# Goal
Write out the whole profile of Ostoja Mijailović below word for word.

* Start Text to read *

Ostoja Mijailović (; born 25 May 1979) is a Serbian entrepreneur, sports administrator, and politician. He has served in the National Assembly of Serbia since 2016 as a member of the Serbian Progressive Party.

Private career
An economist and entrepreneur based in Čačak, Mijailović is the owner and general manager of the Serbian company British Motors. He also served on the board of FK Partizan from May 2015 to April 2016, and in September 2017 he was appointed as the president of KK Partizan. In December 2017 he indicated that the latter organization was badly in debt and threatened by bankruptcy.

Political career
Mijailović was a member of New Serbia from 2000 to 2015. He served on the Čačak city council (i.e., the executive branch of the municipal government) with responsibility for small and medium-sized businesses and was at one time a prominent ally of mayor Vojislav Ilić, the brother of New Serbia leader Velimir Ilić. He left New Serbia to join the Progressive Party in 2015, choosing in the process to resign his seat on council on the grounds that he had been an appointee of his former party.

* End Text to read *
* Start Listed entries *

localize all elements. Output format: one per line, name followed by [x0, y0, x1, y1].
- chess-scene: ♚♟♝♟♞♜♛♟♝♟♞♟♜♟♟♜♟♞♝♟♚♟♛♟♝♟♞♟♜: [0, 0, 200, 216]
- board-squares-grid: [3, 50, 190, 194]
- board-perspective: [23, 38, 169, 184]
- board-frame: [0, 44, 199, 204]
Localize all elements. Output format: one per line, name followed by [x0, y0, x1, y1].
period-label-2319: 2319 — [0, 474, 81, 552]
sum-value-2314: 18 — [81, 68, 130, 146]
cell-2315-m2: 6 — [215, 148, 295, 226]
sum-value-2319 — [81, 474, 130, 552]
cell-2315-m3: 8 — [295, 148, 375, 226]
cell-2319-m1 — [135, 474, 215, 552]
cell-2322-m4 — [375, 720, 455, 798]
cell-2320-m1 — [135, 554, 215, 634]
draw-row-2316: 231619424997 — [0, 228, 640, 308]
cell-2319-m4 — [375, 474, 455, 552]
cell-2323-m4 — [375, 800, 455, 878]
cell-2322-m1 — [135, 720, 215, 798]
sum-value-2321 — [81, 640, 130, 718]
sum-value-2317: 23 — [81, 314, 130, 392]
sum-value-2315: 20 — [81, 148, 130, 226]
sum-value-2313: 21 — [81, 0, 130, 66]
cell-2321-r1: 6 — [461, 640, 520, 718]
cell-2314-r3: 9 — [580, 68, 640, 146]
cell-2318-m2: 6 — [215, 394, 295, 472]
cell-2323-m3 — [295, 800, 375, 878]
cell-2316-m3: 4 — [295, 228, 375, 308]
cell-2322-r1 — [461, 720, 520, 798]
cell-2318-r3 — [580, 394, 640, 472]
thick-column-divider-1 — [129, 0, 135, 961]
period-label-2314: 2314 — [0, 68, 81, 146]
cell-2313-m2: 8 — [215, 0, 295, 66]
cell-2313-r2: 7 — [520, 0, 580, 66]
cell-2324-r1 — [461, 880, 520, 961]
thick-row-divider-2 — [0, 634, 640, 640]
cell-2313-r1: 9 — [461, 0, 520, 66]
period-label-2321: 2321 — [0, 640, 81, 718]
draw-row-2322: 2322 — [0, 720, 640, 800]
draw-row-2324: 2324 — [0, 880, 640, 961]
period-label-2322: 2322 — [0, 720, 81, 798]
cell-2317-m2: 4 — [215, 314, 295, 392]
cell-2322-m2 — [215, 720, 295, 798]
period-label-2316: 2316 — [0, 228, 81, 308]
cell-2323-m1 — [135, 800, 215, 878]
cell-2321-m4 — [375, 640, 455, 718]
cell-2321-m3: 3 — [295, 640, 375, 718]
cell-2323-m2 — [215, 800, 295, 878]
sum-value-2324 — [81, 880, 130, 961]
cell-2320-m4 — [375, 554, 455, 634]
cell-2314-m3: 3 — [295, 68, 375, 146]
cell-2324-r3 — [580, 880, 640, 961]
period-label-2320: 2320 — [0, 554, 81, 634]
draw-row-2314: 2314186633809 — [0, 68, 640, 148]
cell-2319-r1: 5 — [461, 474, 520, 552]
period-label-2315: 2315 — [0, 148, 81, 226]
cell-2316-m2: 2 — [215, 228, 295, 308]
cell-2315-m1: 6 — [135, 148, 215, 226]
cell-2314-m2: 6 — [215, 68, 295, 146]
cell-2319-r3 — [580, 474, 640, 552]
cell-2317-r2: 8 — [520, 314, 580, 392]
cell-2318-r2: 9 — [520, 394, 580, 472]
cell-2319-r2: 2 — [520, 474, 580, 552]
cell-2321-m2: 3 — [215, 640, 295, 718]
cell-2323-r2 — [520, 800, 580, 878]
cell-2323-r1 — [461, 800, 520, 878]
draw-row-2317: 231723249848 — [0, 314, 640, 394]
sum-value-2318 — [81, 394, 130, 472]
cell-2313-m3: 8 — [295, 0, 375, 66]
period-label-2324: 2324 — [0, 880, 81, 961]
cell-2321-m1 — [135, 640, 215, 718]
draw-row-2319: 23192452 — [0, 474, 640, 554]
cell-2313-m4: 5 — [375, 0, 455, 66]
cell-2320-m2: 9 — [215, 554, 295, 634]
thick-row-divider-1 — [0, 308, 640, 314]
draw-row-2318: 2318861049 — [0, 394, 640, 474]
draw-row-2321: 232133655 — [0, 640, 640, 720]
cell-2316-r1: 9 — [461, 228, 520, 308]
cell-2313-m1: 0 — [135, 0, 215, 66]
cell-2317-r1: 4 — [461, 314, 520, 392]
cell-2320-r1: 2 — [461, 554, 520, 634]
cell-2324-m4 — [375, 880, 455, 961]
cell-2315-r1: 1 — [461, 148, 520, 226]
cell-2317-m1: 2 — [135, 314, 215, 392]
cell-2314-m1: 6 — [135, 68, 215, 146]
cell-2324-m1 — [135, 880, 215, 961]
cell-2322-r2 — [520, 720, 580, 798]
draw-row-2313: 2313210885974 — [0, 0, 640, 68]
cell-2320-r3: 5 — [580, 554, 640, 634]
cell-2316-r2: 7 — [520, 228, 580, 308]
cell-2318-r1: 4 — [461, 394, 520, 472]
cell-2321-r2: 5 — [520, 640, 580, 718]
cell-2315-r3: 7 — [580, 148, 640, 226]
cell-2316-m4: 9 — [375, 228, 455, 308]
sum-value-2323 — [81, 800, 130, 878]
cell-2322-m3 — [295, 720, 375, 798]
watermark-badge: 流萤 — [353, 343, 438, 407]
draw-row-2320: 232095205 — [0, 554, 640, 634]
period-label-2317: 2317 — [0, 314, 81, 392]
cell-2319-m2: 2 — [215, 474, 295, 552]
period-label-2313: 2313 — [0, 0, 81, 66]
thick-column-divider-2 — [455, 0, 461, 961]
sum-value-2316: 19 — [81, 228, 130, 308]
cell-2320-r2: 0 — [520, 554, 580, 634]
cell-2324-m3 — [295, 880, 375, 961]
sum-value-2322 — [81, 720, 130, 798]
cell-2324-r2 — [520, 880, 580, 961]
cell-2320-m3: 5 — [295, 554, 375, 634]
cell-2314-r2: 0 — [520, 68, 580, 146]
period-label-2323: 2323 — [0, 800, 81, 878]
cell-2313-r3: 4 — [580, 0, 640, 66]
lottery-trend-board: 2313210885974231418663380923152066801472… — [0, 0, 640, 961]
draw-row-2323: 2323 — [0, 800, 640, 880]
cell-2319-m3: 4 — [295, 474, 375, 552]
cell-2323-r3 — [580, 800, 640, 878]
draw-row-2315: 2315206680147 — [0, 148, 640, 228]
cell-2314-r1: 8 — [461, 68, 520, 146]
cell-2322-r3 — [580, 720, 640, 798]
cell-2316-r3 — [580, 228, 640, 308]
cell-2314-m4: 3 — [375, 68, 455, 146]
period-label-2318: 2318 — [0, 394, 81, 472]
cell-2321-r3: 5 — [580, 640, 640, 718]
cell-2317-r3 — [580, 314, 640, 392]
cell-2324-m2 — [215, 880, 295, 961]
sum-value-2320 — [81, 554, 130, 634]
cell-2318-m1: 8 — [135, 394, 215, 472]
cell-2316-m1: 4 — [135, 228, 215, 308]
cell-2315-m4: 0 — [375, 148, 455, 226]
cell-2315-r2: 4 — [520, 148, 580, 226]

* End Listed entries *

# Solution for this exercise
Ostoja Mijailović (; born 25 May 1979) is a Serbian entrepreneur, sports administrator, and politician. He has served in the National Assembly of Serbia since 2016 as a member of the Serbian Progressive Party.

Private career
An economist and entrepreneur based in Čačak, Mijailović is the owner and general manager of the Serbian company British Motors. He also served on the board of FK Partizan from May 2015 to April 2016, and in September 2017 he was appointed as the president of KK Partizan. In December 2017 he indicated that the latter organization was badly in debt and threatened by bankruptcy.

Political career
Mijailović was a member of New Serbia from 2000 to 2015. He served on the Čačak city council (i.e., the executive branch of the municipal government) with responsibility for small and medium-sized businesses and was at one time a prominent ally of mayor Vojislav Ilić, the brother of New Serbia leader Velimir Ilić. He left New Serbia to join the Progressive Party in 2015, choosing in the process to resign his seat on council on the grounds that he had been an appointee of his former party.